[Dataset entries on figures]
○ ○ ○ ○ ○ ○ ○
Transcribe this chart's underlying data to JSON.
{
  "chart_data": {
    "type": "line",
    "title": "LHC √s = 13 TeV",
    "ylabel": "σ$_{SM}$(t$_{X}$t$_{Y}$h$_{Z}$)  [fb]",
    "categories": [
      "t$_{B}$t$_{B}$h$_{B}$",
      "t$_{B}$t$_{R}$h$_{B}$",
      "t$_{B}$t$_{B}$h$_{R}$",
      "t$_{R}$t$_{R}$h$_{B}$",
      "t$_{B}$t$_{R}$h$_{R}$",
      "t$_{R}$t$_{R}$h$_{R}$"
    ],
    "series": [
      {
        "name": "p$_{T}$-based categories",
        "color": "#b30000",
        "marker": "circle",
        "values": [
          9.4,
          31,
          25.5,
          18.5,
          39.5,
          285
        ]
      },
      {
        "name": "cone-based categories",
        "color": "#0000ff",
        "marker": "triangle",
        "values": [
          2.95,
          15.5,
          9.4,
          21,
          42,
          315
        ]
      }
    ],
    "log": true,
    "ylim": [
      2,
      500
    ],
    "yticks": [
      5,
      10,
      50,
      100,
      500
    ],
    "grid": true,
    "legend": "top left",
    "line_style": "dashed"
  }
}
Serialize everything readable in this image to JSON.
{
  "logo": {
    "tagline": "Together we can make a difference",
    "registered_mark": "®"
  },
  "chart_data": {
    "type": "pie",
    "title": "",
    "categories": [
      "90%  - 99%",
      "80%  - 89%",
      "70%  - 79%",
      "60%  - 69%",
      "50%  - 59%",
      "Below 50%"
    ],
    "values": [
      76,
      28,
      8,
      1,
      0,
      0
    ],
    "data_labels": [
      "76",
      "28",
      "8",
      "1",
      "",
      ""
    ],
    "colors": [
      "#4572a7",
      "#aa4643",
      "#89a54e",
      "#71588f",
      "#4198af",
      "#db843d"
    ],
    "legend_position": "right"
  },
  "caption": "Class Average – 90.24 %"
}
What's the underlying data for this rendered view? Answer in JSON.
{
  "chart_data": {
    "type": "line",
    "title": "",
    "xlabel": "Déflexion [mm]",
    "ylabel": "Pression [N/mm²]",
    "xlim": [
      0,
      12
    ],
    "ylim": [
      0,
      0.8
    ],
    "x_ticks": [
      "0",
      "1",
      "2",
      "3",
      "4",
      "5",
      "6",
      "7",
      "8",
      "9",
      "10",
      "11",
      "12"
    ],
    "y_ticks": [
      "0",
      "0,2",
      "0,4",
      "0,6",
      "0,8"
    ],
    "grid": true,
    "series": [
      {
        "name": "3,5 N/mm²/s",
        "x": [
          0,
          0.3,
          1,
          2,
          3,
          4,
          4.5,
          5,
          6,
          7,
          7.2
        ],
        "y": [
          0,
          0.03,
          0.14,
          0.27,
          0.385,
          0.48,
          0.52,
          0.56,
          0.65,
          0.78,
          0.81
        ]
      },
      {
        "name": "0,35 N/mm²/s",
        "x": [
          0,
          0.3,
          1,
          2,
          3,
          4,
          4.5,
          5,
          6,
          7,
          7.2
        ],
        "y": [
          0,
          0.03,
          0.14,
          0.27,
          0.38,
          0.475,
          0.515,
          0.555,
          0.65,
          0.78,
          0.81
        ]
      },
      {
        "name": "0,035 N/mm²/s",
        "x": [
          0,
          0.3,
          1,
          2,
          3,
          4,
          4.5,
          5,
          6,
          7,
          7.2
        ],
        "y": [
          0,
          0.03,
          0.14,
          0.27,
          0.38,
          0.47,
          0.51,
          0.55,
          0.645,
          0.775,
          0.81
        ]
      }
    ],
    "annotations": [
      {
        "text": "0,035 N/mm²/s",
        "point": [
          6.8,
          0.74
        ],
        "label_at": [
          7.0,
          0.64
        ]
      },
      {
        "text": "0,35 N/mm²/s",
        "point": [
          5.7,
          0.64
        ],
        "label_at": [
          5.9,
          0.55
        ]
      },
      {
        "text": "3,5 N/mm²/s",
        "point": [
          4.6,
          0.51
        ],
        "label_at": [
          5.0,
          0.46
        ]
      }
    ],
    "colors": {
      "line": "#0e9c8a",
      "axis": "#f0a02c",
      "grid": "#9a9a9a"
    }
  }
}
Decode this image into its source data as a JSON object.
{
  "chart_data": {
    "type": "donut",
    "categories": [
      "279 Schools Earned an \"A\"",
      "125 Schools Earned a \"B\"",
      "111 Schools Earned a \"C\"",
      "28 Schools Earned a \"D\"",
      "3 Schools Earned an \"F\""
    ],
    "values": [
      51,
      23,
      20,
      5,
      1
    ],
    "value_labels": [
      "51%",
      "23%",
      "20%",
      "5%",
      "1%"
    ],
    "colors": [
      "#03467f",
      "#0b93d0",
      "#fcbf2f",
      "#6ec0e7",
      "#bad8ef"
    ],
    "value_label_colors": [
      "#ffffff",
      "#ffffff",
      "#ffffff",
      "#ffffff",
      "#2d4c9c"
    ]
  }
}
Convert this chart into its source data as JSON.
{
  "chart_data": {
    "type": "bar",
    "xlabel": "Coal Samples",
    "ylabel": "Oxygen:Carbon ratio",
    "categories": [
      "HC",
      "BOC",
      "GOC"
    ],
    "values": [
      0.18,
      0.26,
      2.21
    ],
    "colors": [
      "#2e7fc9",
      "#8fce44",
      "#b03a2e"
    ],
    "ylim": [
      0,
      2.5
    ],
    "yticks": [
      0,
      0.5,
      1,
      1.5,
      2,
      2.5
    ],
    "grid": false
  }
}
○ ○ ○ ○ ○ ○ ○
STATED EXERCISE:
In the records above, locate each line with the word "underlying". Copy all such lines.

CORRECT RESULT:
Transcribe this chart's underlying data to JSON.
What's the underlying data for this rendered view? Answer in JSON.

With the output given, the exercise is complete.